Task directions: Repeat everything in the material exactly.

'''

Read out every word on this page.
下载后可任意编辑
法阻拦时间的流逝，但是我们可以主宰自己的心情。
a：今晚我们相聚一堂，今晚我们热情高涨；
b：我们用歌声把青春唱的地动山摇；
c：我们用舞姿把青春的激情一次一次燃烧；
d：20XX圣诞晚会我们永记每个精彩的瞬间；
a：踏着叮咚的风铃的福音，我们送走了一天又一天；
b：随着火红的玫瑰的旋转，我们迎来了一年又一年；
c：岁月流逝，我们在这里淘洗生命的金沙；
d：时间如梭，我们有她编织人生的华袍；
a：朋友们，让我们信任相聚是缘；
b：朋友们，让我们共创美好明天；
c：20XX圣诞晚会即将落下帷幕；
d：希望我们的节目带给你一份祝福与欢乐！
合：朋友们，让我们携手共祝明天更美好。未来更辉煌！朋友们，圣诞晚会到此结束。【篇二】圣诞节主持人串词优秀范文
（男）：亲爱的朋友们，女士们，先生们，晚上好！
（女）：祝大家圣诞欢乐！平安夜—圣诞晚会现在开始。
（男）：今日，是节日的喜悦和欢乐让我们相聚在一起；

'''

Written answer:
Read out every word on this page.
下载后可任意编辑
法阻拦时间的流逝，但是我们可以主宰自己的心情。
a：今晚我们相聚一堂，今晚我们热情高涨；
b：我们用歌声把青春唱的地动山摇；
c：我们用舞姿把青春的激情一次一次燃烧；
d：20XX圣诞晚会我们永记每个精彩的瞬间；
a：踏着叮咚的风铃的福音，我们送走了一天又一天；
b：随着火红的玫瑰的旋转，我们迎来了一年又一年；
c：岁月流逝，我们在这里淘洗生命的金沙；
d：时间如梭，我们有她编织人生的华袍；
a：朋友们，让我们信任相聚是缘；
b：朋友们，让我们共创美好明天；
c：20XX圣诞晚会即将落下帷幕；
d：希望我们的节目带给你一份祝福与欢乐！
合：朋友们，让我们携手共祝明天更美好。未来更辉煌！朋友们，圣诞晚会到此结束。【篇二】圣诞节主持人串词优秀范文
（男）：亲爱的朋友们，女士们，先生们，晚上好！
（女）：祝大家圣诞欢乐！平安夜—圣诞晚会现在开始。
（男）：今日，是节日的喜悦和欢乐让我们相聚在一起；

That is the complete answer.